Where a line below holds the string "nlevel", copy that line.

---------- RECORD LIST

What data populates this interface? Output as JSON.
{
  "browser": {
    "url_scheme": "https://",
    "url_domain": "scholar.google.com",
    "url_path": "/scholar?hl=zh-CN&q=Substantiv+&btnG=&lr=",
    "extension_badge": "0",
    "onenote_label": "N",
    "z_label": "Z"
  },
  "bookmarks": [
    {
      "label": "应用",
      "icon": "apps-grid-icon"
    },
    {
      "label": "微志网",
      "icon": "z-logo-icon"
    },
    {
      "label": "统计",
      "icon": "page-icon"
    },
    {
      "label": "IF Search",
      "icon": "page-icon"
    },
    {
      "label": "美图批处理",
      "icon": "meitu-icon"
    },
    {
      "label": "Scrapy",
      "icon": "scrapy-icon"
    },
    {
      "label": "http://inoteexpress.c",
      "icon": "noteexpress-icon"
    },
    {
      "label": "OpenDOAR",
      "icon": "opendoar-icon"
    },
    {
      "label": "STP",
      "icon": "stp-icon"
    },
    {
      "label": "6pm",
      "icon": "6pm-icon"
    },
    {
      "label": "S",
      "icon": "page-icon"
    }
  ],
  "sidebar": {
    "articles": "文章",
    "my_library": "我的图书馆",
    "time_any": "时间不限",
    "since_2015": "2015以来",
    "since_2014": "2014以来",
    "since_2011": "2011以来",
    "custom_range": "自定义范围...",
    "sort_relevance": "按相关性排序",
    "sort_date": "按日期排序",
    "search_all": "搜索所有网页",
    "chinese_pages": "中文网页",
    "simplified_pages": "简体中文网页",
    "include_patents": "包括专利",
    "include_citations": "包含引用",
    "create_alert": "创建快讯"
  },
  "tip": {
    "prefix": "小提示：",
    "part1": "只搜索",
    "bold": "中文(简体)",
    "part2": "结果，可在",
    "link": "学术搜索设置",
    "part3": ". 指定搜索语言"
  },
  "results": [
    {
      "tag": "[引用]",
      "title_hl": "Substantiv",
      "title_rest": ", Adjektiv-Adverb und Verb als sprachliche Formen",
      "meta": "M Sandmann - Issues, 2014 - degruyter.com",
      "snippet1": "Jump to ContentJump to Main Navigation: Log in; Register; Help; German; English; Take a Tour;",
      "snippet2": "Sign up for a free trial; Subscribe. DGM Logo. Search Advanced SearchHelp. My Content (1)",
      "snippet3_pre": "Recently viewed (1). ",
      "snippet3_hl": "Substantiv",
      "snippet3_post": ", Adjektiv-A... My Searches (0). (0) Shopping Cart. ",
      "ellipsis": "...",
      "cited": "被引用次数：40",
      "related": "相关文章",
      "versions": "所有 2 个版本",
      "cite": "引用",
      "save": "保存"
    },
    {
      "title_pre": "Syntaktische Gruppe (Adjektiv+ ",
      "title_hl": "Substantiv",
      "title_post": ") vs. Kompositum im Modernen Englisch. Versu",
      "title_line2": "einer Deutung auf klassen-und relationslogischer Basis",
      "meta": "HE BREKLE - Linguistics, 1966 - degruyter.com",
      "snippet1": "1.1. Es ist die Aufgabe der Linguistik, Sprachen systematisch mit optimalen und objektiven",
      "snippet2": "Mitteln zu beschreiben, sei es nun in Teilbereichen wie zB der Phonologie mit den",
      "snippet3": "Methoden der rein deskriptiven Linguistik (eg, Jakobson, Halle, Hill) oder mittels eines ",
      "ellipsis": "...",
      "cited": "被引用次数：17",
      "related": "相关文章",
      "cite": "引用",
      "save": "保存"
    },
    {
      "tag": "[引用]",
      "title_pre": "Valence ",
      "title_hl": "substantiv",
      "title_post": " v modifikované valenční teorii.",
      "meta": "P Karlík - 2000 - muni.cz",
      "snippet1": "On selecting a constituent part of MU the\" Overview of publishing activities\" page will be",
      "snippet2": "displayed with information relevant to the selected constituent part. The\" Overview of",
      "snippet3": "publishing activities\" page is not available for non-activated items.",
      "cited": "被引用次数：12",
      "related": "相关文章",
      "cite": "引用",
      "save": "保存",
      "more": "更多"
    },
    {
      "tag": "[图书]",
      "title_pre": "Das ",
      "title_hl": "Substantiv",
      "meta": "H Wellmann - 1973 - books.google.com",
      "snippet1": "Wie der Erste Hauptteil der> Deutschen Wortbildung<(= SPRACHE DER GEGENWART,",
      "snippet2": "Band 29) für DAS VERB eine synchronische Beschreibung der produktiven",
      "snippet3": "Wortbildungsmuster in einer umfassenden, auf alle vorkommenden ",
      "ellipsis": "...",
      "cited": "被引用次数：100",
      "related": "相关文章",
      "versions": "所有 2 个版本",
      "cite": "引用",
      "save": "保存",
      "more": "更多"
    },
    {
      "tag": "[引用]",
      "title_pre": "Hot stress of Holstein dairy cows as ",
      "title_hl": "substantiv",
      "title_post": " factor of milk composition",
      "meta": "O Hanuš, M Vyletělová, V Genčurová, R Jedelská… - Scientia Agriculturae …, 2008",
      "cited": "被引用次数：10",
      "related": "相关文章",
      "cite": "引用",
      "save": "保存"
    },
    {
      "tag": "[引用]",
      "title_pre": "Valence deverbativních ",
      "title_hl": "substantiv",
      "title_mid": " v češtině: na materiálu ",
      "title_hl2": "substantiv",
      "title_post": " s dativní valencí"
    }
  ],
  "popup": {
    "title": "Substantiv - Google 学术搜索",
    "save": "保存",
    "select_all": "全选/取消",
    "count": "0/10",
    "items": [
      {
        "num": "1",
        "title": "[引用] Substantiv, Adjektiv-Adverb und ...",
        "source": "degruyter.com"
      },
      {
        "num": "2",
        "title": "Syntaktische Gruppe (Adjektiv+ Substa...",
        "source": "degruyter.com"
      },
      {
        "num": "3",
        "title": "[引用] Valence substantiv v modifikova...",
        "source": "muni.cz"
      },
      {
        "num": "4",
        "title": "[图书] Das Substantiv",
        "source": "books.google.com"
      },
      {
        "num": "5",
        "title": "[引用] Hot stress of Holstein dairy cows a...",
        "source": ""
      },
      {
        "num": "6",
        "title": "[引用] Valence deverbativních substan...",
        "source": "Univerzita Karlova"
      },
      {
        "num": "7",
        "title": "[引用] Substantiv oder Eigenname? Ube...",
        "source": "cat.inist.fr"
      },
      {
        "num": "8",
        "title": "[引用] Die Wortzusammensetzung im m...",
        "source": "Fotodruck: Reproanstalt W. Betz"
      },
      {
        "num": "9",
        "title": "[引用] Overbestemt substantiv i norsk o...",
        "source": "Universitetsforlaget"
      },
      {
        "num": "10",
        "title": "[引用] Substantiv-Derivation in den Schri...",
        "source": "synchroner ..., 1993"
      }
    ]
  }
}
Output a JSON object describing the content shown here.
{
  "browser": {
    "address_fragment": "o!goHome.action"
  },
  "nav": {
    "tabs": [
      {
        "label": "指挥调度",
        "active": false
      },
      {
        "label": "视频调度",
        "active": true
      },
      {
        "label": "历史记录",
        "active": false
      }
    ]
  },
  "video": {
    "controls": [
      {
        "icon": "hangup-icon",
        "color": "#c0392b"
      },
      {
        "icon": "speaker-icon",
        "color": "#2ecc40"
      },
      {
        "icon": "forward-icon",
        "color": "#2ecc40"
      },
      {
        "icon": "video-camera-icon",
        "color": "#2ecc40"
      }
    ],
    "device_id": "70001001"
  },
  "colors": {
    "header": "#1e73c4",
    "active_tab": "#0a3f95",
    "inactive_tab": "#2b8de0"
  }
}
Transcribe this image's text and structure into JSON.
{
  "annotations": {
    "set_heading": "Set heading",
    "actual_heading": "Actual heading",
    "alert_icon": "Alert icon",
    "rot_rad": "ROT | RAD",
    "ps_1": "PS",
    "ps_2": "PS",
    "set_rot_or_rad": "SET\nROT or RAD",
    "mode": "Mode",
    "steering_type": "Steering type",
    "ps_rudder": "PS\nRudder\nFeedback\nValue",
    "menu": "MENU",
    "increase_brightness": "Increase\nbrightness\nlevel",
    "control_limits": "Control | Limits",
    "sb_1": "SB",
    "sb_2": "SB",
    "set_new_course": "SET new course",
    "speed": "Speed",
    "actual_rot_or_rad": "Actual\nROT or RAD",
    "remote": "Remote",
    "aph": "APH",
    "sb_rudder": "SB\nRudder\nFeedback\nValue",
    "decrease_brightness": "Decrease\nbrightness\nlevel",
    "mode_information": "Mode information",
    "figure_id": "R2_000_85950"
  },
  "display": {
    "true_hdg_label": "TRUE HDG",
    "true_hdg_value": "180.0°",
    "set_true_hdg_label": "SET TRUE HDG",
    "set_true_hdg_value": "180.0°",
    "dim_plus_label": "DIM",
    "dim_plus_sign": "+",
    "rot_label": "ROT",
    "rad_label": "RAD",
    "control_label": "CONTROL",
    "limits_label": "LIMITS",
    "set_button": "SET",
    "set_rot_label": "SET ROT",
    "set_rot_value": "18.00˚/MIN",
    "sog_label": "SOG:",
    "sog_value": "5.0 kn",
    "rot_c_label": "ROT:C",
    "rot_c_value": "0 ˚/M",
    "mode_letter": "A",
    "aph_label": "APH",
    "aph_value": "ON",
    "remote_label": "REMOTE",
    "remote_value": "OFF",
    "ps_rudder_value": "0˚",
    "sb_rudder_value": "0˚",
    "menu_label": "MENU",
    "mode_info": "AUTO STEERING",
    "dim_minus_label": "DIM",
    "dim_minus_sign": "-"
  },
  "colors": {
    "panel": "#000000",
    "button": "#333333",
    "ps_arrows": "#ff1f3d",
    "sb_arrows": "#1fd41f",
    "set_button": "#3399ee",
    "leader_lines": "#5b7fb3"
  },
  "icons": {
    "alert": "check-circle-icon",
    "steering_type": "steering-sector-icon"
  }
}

--------------------

TASK OUTPUT:
    "increase_brightness": "Increase\nbrightness\nlevel",
    "decrease_brightness": "Decrease\nbrightness\nlevel",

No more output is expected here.